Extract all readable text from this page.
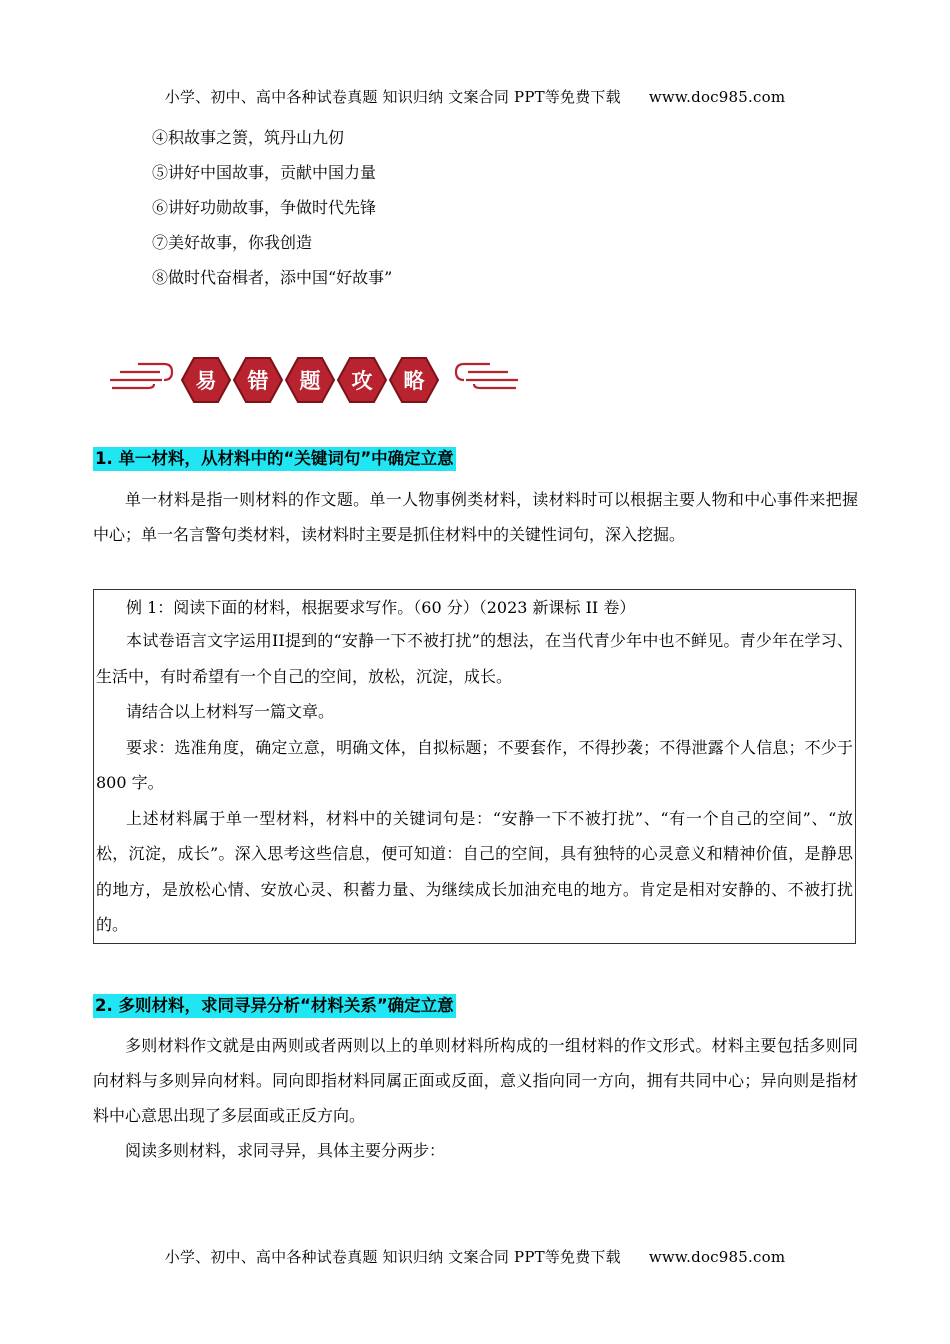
小学、初中、高中各种试卷真题 知识归纳 文案合同 PPT等免费下载 www.doc985.com
④积故事之箦，筑丹山九仞
⑤讲好中国故事，贡献中国力量
⑥讲好功勋故事，争做时代先锋
⑦美好故事，你我创造
⑧做时代奋楫者，添中国“好故事”
易 错 题 攻 略
1. 单一材料，从材料中的“关键词句”中确定立意
单一材料是指一则材料的作文题。单一人物事例类材料，读材料时可以根据主要人物和中心事件来把握中心；单一名言警句类材料，读材料时主要是抓住材料中的关键性词句，深入挖掘。

例 1：阅读下面的材料，根据要求写作。（60 分）（2023 新课标 II 卷）

本试卷语言文字运用II提到的“安静一下不被打扰”的想法，在当代青少年中也不鲜见。青少年在学习、生活中，有时希望有一个自己的空间，放松，沉淀，成长。

请结合以上材料写一篇文章。

要求：选准角度，确定立意，明确文体，自拟标题；不要套作，不得抄袭；不得泄露个人信息；不少于 800 字。

上述材料属于单一型材料，材料中的关键词句是：“安静一下不被打扰”、“有一个自己的空间”、“放松，沉淀，成长”。深入思考这些信息，便可知道：自己的空间，具有独特的心灵意义和精神价值，是静思的地方，是放松心情、安放心灵、积蓄力量、为继续成长加油充电的地方。肯定是相对安静的、不被打扰的。

2. 多则材料，求同寻异分析“材料关系”确定立意
多则材料作文就是由两则或者两则以上的单则材料所构成的一组材料的作文形式。材料主要包括多则同向材料与多则异向材料。同向即指材料同属正面或反面，意义指向同一方向，拥有共同中心；异向则是指材料中心意思出现了多层面或正反方向。
阅读多则材料，求同寻异，具体主要分两步：
小学、初中、高中各种试卷真题 知识归纳 文案合同 PPT等免费下载 www.doc985.com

Aim | Transcribe every entry word for word, but omit the pictures.

Response to this exercise |
Extract all readable text from this page.
小学、初中、高中各种试卷真题 知识归纳 文案合同 PPT等免费下载 www.doc985.com
④积故事之箦，筑丹山九仞
⑤讲好中国故事，贡献中国力量
⑥讲好功勋故事，争做时代先锋
⑦美好故事，你我创造
⑧做时代奋楫者，添中国“好故事”
易 错 题 攻 略
1. 单一材料，从材料中的“关键词句”中确定立意
单一材料是指一则材料的作文题。单一人物事例类材料，读材料时可以根据主要人物和中心事件来把握中心；单一名言警句类材料，读材料时主要是抓住材料中的关键性词句，深入挖掘。

例 1：阅读下面的材料，根据要求写作。（60 分）（2023 新课标 II 卷）

本试卷语言文字运用II提到的“安静一下不被打扰”的想法，在当代青少年中也不鲜见。青少年在学习、生活中，有时希望有一个自己的空间，放松，沉淀，成长。

请结合以上材料写一篇文章。

要求：选准角度，确定立意，明确文体，自拟标题；不要套作，不得抄袭；不得泄露个人信息；不少于 800 字。

上述材料属于单一型材料，材料中的关键词句是：“安静一下不被打扰”、“有一个自己的空间”、“放松，沉淀，成长”。深入思考这些信息，便可知道：自己的空间，具有独特的心灵意义和精神价值，是静思的地方，是放松心情、安放心灵、积蓄力量、为继续成长加油充电的地方。肯定是相对安静的、不被打扰的。

2. 多则材料，求同寻异分析“材料关系”确定立意
多则材料作文就是由两则或者两则以上的单则材料所构成的一组材料的作文形式。材料主要包括多则同向材料与多则异向材料。同向即指材料同属正面或反面，意义指向同一方向，拥有共同中心；异向则是指材料中心意思出现了多层面或正反方向。
阅读多则材料，求同寻异，具体主要分两步：
小学、初中、高中各种试卷真题 知识归纳 文案合同 PPT等免费下载 www.doc985.com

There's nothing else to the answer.